WHAT TO PRODUCE:
Scan the material below for the string "Model", and copy every line where it shows up.

Stored data:
════

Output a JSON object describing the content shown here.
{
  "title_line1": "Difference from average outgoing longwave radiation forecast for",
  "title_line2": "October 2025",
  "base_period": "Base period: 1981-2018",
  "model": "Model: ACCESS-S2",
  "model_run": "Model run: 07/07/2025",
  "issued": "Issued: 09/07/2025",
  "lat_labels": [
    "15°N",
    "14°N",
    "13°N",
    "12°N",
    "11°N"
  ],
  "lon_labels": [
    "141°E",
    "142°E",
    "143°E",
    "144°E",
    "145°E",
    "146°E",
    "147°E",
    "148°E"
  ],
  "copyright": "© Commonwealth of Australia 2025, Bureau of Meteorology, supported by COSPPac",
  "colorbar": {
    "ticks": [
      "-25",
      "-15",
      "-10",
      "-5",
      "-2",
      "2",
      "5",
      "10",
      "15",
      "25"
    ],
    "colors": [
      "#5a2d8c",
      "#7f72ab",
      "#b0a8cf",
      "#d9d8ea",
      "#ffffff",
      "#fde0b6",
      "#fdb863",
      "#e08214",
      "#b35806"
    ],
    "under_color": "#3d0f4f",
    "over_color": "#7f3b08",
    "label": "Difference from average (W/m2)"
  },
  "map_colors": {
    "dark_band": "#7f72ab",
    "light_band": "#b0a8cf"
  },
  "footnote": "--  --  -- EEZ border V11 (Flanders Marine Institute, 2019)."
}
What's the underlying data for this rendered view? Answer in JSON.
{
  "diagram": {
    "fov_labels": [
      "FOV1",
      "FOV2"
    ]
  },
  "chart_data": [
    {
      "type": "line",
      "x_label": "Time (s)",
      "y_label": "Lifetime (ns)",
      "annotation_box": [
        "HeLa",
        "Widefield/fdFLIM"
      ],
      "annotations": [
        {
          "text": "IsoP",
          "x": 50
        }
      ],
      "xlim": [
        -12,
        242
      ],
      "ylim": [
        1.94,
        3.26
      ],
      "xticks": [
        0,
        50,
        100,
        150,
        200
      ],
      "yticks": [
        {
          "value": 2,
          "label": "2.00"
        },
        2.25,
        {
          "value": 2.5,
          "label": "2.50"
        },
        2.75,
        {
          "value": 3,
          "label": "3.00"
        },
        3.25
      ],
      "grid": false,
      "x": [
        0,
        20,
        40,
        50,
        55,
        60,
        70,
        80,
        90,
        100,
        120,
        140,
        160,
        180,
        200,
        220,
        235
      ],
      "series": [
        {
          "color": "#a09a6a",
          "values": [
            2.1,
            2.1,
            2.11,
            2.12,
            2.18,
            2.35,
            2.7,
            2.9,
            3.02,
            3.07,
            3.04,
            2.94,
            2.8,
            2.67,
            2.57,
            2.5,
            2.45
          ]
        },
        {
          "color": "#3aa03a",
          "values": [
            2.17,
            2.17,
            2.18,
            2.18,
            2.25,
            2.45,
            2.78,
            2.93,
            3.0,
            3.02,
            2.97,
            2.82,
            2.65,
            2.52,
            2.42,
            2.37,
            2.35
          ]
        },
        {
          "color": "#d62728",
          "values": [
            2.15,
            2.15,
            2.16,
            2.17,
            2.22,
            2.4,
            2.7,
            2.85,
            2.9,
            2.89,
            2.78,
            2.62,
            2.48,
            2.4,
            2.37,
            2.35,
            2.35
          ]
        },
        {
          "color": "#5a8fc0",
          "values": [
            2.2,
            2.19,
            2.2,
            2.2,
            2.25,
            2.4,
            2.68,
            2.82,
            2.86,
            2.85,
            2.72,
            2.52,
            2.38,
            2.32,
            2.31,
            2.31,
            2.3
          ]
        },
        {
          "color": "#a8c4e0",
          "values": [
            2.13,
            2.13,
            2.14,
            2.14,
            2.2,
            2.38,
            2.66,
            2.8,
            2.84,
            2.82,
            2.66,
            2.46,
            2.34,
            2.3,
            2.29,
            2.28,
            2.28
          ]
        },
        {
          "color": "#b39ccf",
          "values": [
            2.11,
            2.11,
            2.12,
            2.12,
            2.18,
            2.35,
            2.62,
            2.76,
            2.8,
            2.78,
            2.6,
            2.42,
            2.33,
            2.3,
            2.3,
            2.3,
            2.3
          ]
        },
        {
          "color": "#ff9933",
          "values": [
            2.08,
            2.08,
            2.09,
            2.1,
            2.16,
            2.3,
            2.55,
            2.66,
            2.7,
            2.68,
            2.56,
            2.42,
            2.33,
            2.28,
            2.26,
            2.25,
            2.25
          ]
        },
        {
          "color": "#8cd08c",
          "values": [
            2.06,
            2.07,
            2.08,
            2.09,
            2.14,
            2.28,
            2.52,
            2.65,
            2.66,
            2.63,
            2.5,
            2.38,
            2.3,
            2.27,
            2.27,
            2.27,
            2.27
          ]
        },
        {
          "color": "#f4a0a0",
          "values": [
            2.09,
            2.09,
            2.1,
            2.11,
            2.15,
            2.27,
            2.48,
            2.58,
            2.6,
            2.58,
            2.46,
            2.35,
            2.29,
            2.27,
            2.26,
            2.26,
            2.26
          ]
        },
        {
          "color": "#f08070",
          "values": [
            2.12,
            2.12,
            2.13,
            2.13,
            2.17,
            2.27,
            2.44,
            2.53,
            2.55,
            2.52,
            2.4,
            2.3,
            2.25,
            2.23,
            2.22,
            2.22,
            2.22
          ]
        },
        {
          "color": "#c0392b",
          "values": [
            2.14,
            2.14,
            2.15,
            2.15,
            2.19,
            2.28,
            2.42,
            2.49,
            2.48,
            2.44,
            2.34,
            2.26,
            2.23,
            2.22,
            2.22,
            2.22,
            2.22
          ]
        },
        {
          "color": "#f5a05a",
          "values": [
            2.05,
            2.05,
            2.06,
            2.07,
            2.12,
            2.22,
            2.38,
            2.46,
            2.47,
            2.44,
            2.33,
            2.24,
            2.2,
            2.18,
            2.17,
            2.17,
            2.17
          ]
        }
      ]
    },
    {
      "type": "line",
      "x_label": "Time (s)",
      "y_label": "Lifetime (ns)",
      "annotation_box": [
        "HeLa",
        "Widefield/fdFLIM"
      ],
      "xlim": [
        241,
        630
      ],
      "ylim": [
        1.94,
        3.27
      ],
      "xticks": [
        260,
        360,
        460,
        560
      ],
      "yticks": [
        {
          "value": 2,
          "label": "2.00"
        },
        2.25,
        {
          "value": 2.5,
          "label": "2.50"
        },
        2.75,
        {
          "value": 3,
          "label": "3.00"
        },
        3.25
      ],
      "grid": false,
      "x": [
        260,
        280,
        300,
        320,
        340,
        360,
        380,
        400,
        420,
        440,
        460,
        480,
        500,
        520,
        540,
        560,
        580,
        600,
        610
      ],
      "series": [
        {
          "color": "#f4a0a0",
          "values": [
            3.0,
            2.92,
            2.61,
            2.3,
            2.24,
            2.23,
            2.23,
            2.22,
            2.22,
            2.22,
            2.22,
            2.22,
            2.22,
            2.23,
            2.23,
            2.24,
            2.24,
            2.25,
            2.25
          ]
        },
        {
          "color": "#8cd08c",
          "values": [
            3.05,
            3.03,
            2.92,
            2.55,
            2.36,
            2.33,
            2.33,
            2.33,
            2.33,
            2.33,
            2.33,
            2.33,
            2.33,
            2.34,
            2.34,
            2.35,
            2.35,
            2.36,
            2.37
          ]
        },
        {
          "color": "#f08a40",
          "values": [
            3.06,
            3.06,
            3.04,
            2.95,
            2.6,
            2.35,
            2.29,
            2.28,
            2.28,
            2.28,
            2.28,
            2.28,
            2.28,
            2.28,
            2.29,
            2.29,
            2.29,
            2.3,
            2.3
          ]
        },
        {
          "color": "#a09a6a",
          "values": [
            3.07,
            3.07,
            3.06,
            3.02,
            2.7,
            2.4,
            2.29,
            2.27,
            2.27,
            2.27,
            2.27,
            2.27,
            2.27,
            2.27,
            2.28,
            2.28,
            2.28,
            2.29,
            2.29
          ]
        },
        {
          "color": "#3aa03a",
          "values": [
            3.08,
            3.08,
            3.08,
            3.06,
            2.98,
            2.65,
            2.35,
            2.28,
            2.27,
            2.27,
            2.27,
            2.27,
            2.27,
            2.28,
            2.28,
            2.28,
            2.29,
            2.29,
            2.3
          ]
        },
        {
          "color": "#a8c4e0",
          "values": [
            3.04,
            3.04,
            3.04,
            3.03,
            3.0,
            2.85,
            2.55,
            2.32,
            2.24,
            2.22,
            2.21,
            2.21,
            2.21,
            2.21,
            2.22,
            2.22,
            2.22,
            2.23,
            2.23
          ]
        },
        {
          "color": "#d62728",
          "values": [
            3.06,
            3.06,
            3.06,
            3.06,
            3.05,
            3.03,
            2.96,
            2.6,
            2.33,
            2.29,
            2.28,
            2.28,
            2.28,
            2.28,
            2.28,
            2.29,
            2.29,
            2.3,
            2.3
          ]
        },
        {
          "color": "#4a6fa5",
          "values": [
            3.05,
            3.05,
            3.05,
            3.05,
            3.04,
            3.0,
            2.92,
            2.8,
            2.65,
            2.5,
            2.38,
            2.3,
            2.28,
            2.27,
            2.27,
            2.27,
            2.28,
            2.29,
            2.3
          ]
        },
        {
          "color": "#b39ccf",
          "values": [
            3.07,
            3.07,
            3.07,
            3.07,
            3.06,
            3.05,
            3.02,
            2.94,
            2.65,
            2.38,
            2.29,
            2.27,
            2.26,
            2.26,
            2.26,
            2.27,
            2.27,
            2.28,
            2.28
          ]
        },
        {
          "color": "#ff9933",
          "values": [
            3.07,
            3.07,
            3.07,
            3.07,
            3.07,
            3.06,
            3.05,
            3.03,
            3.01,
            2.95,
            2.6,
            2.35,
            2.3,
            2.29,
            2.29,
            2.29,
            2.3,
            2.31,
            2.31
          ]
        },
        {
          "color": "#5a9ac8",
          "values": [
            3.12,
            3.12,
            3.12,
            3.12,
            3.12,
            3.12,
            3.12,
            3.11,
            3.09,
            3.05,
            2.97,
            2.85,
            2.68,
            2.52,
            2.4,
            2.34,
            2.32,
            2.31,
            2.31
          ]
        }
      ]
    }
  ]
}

════

THE REPLY:
  "model": "Model: ACCESS-S2",
  "model_run": "Model run: 07/07/2025",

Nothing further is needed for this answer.